• Stated goal:
The entries below need to be written out exactly, with no pictures included.

• Data entries:

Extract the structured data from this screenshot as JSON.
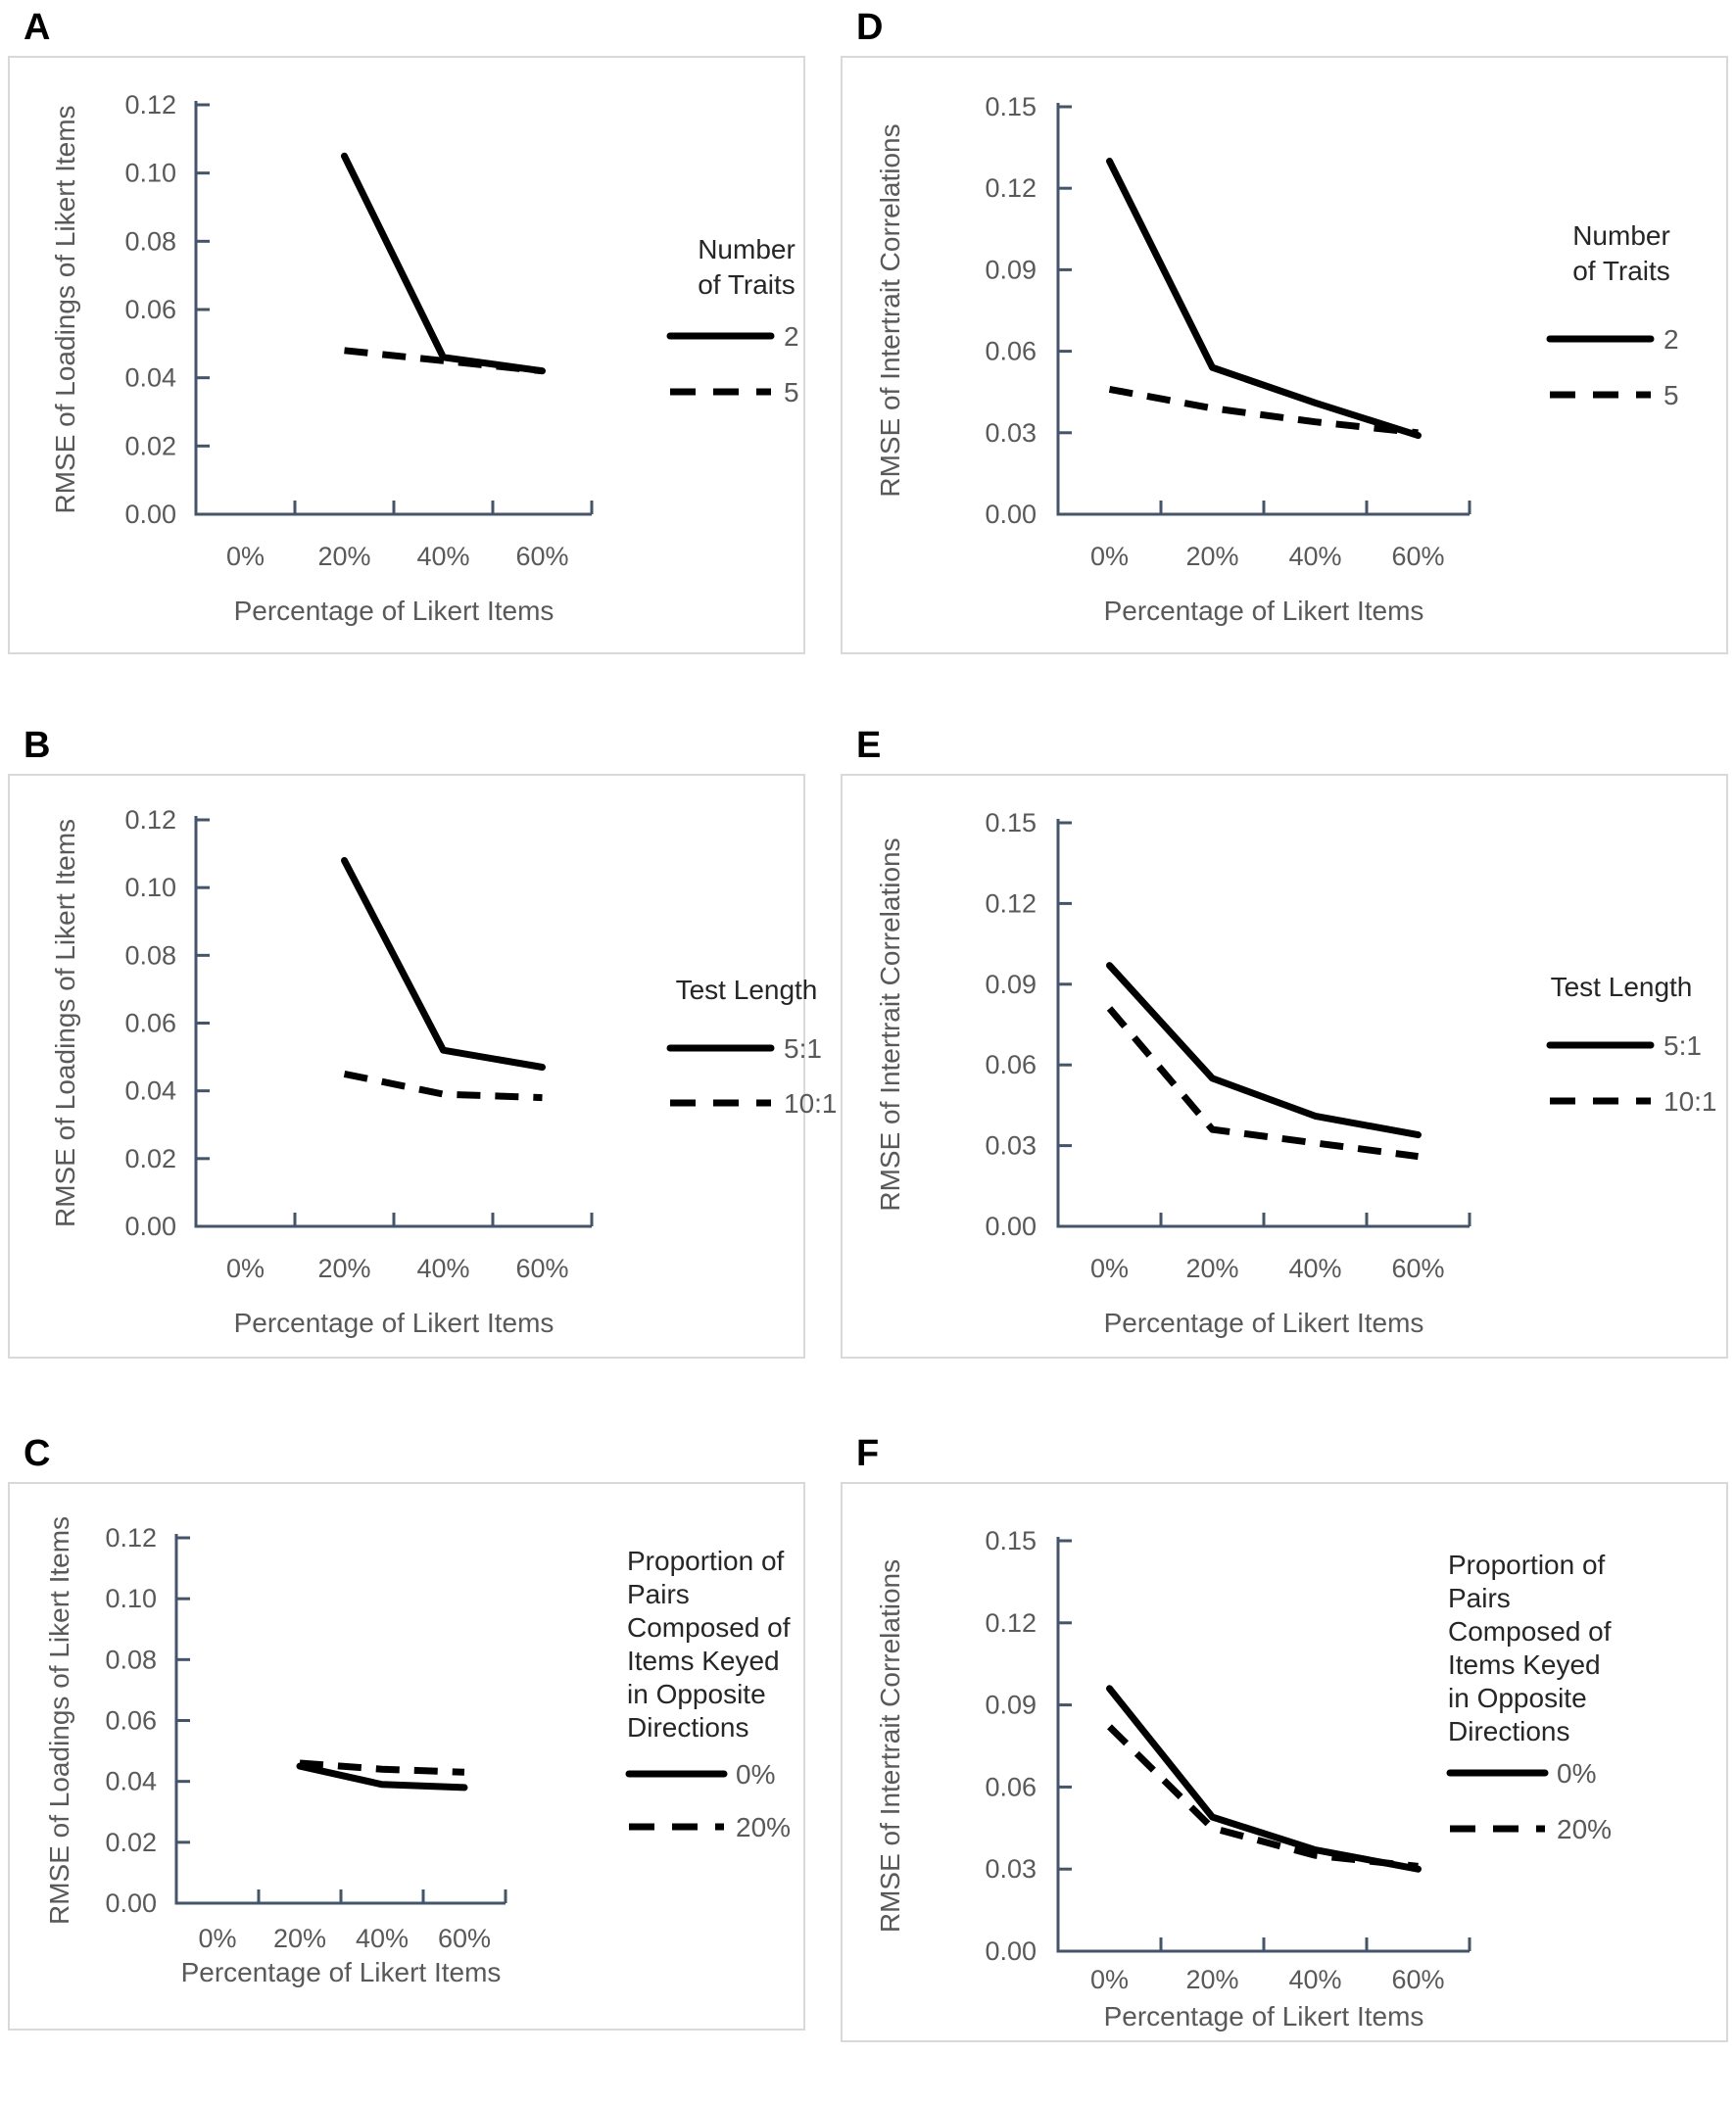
{
  "figure_title": "",
  "colors": {
    "background": "#FFFFFF",
    "panel_border": "#D9D9D9",
    "axis": "#44546A",
    "tick_label": "#595959",
    "axis_title": "#595959",
    "series_line": "#000000",
    "legend_title": "#262626",
    "legend_label": "#595959",
    "panel_label": "#000000"
  },
  "chart_data": [
    {
      "panel": "A",
      "type": "line",
      "categories": [
        "0%",
        "20%",
        "40%",
        "60%"
      ],
      "xlabel": "Percentage of Likert Items",
      "ylabel": "RMSE of Loadings of Likert Items",
      "ylim": [
        0,
        0.12
      ],
      "y_ticks": [
        "0.00",
        "0.02",
        "0.04",
        "0.06",
        "0.08",
        "0.10",
        "0.12"
      ],
      "grid": false,
      "legend_position": "right",
      "legend_title": "Number of Traits",
      "legend_title_lines": [
        "Number",
        "of Traits"
      ],
      "series": [
        {
          "name": "2",
          "line_style": "solid",
          "values": [
            null,
            0.105,
            0.046,
            0.042
          ]
        },
        {
          "name": "5",
          "line_style": "dashed",
          "values": [
            null,
            0.048,
            0.045,
            0.042
          ]
        }
      ]
    },
    {
      "panel": "B",
      "type": "line",
      "categories": [
        "0%",
        "20%",
        "40%",
        "60%"
      ],
      "xlabel": "Percentage of Likert Items",
      "ylabel": "RMSE of Loadings of Likert Items",
      "ylim": [
        0,
        0.12
      ],
      "y_ticks": [
        "0.00",
        "0.02",
        "0.04",
        "0.06",
        "0.08",
        "0.10",
        "0.12"
      ],
      "grid": false,
      "legend_position": "right",
      "legend_title": "Test Length",
      "legend_title_lines": [
        "Test Length"
      ],
      "series": [
        {
          "name": "5:1",
          "line_style": "solid",
          "values": [
            null,
            0.108,
            0.052,
            0.047
          ]
        },
        {
          "name": "10:1",
          "line_style": "dashed",
          "values": [
            null,
            0.045,
            0.039,
            0.038
          ]
        }
      ]
    },
    {
      "panel": "C",
      "type": "line",
      "categories": [
        "0%",
        "20%",
        "40%",
        "60%"
      ],
      "xlabel": "Percentage of Likert Items",
      "ylabel": "RMSE of Loadings of Likert Items",
      "ylim": [
        0,
        0.12
      ],
      "y_ticks": [
        "0.00",
        "0.02",
        "0.04",
        "0.06",
        "0.08",
        "0.10",
        "0.12"
      ],
      "grid": false,
      "legend_position": "right",
      "legend_title": "Proportion of Pairs Composed of Items Keyed in Opposite Directions",
      "legend_title_lines": [
        "Proportion of",
        "Pairs",
        "Composed of",
        "Items Keyed",
        "in Opposite",
        "Directions"
      ],
      "series": [
        {
          "name": "0%",
          "line_style": "solid",
          "values": [
            null,
            0.045,
            0.039,
            0.038
          ]
        },
        {
          "name": "20%",
          "line_style": "dashed",
          "values": [
            null,
            0.046,
            0.044,
            0.043
          ]
        }
      ]
    },
    {
      "panel": "D",
      "type": "line",
      "categories": [
        "0%",
        "20%",
        "40%",
        "60%"
      ],
      "xlabel": "Percentage of Likert Items",
      "ylabel": "RMSE of Intertrait Correlations",
      "ylim": [
        0,
        0.15
      ],
      "y_ticks": [
        "0.00",
        "0.03",
        "0.06",
        "0.09",
        "0.12",
        "0.15"
      ],
      "grid": false,
      "legend_position": "right",
      "legend_title": "Number of Traits",
      "legend_title_lines": [
        "Number",
        "of Traits"
      ],
      "series": [
        {
          "name": "2",
          "line_style": "solid",
          "values": [
            0.13,
            0.054,
            0.041,
            0.029
          ]
        },
        {
          "name": "5",
          "line_style": "dashed",
          "values": [
            0.046,
            0.039,
            0.034,
            0.03
          ]
        }
      ]
    },
    {
      "panel": "E",
      "type": "line",
      "categories": [
        "0%",
        "20%",
        "40%",
        "60%"
      ],
      "xlabel": "Percentage of Likert Items",
      "ylabel": "RMSE of Intertrait Correlations",
      "ylim": [
        0,
        0.15
      ],
      "y_ticks": [
        "0.00",
        "0.03",
        "0.06",
        "0.09",
        "0.12",
        "0.15"
      ],
      "grid": false,
      "legend_position": "right",
      "legend_title": "Test Length",
      "legend_title_lines": [
        "Test Length"
      ],
      "series": [
        {
          "name": "5:1",
          "line_style": "solid",
          "values": [
            0.097,
            0.055,
            0.041,
            0.034
          ]
        },
        {
          "name": "10:1",
          "line_style": "dashed",
          "values": [
            0.081,
            0.036,
            0.031,
            0.026
          ]
        }
      ]
    },
    {
      "panel": "F",
      "type": "line",
      "categories": [
        "0%",
        "20%",
        "40%",
        "60%"
      ],
      "xlabel": "Percentage of Likert Items",
      "ylabel": "RMSE of Intertrait Correlations",
      "ylim": [
        0,
        0.15
      ],
      "y_ticks": [
        "0.00",
        "0.03",
        "0.06",
        "0.09",
        "0.12",
        "0.15"
      ],
      "grid": false,
      "legend_position": "right",
      "legend_title": "Proportion of Pairs Composed of Items Keyed in Opposite Directions",
      "legend_title_lines": [
        "Proportion of",
        "Pairs",
        "Composed of",
        "Items Keyed",
        "in Opposite",
        "Directions"
      ],
      "series": [
        {
          "name": "0%",
          "line_style": "solid",
          "values": [
            0.096,
            0.049,
            0.037,
            0.03
          ]
        },
        {
          "name": "20%",
          "line_style": "dashed",
          "values": [
            0.082,
            0.045,
            0.035,
            0.031
          ]
        }
      ]
    }
  ]
}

• Exercise solution:
Extract the structured data from this screenshot as JSON.
{
  "figure_title": "",
  "colors": {
    "background": "#FFFFFF",
    "panel_border": "#D9D9D9",
    "axis": "#44546A",
    "tick_label": "#595959",
    "axis_title": "#595959",
    "series_line": "#000000",
    "legend_title": "#262626",
    "legend_label": "#595959",
    "panel_label": "#000000"
  },
  "chart_data": [
    {
      "panel": "A",
      "type": "line",
      "categories": [
        "0%",
        "20%",
        "40%",
        "60%"
      ],
      "xlabel": "Percentage of Likert Items",
      "ylabel": "RMSE of Loadings of Likert Items",
      "ylim": [
        0,
        0.12
      ],
      "y_ticks": [
        "0.00",
        "0.02",
        "0.04",
        "0.06",
        "0.08",
        "0.10",
        "0.12"
      ],
      "grid": false,
      "legend_position": "right",
      "legend_title": "Number of Traits",
      "legend_title_lines": [
        "Number",
        "of Traits"
      ],
      "series": [
        {
          "name": "2",
          "line_style": "solid",
          "values": [
            null,
            0.105,
            0.046,
            0.042
          ]
        },
        {
          "name": "5",
          "line_style": "dashed",
          "values": [
            null,
            0.048,
            0.045,
            0.042
          ]
        }
      ]
    },
    {
      "panel": "B",
      "type": "line",
      "categories": [
        "0%",
        "20%",
        "40%",
        "60%"
      ],
      "xlabel": "Percentage of Likert Items",
      "ylabel": "RMSE of Loadings of Likert Items",
      "ylim": [
        0,
        0.12
      ],
      "y_ticks": [
        "0.00",
        "0.02",
        "0.04",
        "0.06",
        "0.08",
        "0.10",
        "0.12"
      ],
      "grid": false,
      "legend_position": "right",
      "legend_title": "Test Length",
      "legend_title_lines": [
        "Test Length"
      ],
      "series": [
        {
          "name": "5:1",
          "line_style": "solid",
          "values": [
            null,
            0.108,
            0.052,
            0.047
          ]
        },
        {
          "name": "10:1",
          "line_style": "dashed",
          "values": [
            null,
            0.045,
            0.039,
            0.038
          ]
        }
      ]
    },
    {
      "panel": "C",
      "type": "line",
      "categories": [
        "0%",
        "20%",
        "40%",
        "60%"
      ],
      "xlabel": "Percentage of Likert Items",
      "ylabel": "RMSE of Loadings of Likert Items",
      "ylim": [
        0,
        0.12
      ],
      "y_ticks": [
        "0.00",
        "0.02",
        "0.04",
        "0.06",
        "0.08",
        "0.10",
        "0.12"
      ],
      "grid": false,
      "legend_position": "right",
      "legend_title": "Proportion of Pairs Composed of Items Keyed in Opposite Directions",
      "legend_title_lines": [
        "Proportion of",
        "Pairs",
        "Composed of",
        "Items Keyed",
        "in Opposite",
        "Directions"
      ],
      "series": [
        {
          "name": "0%",
          "line_style": "solid",
          "values": [
            null,
            0.045,
            0.039,
            0.038
          ]
        },
        {
          "name": "20%",
          "line_style": "dashed",
          "values": [
            null,
            0.046,
            0.044,
            0.043
          ]
        }
      ]
    },
    {
      "panel": "D",
      "type": "line",
      "categories": [
        "0%",
        "20%",
        "40%",
        "60%"
      ],
      "xlabel": "Percentage of Likert Items",
      "ylabel": "RMSE of Intertrait Correlations",
      "ylim": [
        0,
        0.15
      ],
      "y_ticks": [
        "0.00",
        "0.03",
        "0.06",
        "0.09",
        "0.12",
        "0.15"
      ],
      "grid": false,
      "legend_position": "right",
      "legend_title": "Number of Traits",
      "legend_title_lines": [
        "Number",
        "of Traits"
      ],
      "series": [
        {
          "name": "2",
          "line_style": "solid",
          "values": [
            0.13,
            0.054,
            0.041,
            0.029
          ]
        },
        {
          "name": "5",
          "line_style": "dashed",
          "values": [
            0.046,
            0.039,
            0.034,
            0.03
          ]
        }
      ]
    },
    {
      "panel": "E",
      "type": "line",
      "categories": [
        "0%",
        "20%",
        "40%",
        "60%"
      ],
      "xlabel": "Percentage of Likert Items",
      "ylabel": "RMSE of Intertrait Correlations",
      "ylim": [
        0,
        0.15
      ],
      "y_ticks": [
        "0.00",
        "0.03",
        "0.06",
        "0.09",
        "0.12",
        "0.15"
      ],
      "grid": false,
      "legend_position": "right",
      "legend_title": "Test Length",
      "legend_title_lines": [
        "Test Length"
      ],
      "series": [
        {
          "name": "5:1",
          "line_style": "solid",
          "values": [
            0.097,
            0.055,
            0.041,
            0.034
          ]
        },
        {
          "name": "10:1",
          "line_style": "dashed",
          "values": [
            0.081,
            0.036,
            0.031,
            0.026
          ]
        }
      ]
    },
    {
      "panel": "F",
      "type": "line",
      "categories": [
        "0%",
        "20%",
        "40%",
        "60%"
      ],
      "xlabel": "Percentage of Likert Items",
      "ylabel": "RMSE of Intertrait Correlations",
      "ylim": [
        0,
        0.15
      ],
      "y_ticks": [
        "0.00",
        "0.03",
        "0.06",
        "0.09",
        "0.12",
        "0.15"
      ],
      "grid": false,
      "legend_position": "right",
      "legend_title": "Proportion of Pairs Composed of Items Keyed in Opposite Directions",
      "legend_title_lines": [
        "Proportion of",
        "Pairs",
        "Composed of",
        "Items Keyed",
        "in Opposite",
        "Directions"
      ],
      "series": [
        {
          "name": "0%",
          "line_style": "solid",
          "values": [
            0.096,
            0.049,
            0.037,
            0.03
          ]
        },
        {
          "name": "20%",
          "line_style": "dashed",
          "values": [
            0.082,
            0.045,
            0.035,
            0.031
          ]
        }
      ]
    }
  ]
}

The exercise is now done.